▶ Required task
Would you retype all of these records exactly?

Data records

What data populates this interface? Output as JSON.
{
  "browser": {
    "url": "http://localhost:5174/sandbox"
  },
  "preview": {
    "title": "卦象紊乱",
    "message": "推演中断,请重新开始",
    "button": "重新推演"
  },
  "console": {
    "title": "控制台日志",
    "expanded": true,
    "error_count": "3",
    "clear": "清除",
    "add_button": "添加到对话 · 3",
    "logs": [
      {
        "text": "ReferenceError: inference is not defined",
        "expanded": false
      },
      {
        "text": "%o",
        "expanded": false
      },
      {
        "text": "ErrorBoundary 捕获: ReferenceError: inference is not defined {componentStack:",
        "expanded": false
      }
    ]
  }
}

▶ Output for this exercise
What data populates this interface? Output as JSON.
{
  "browser": {
    "url": "http://localhost:5174/sandbox"
  },
  "preview": {
    "title": "卦象紊乱",
    "message": "推演中断,请重新开始",
    "button": "重新推演"
  },
  "console": {
    "title": "控制台日志",
    "expanded": true,
    "error_count": "3",
    "clear": "清除",
    "add_button": "添加到对话 · 3",
    "logs": [
      {
        "text": "ReferenceError: inference is not defined",
        "expanded": false
      },
      {
        "text": "%o",
        "expanded": false
      },
      {
        "text": "ErrorBoundary 捕获: ReferenceError: inference is not defined {componentStack:",
        "expanded": false
      }
    ]
  }
}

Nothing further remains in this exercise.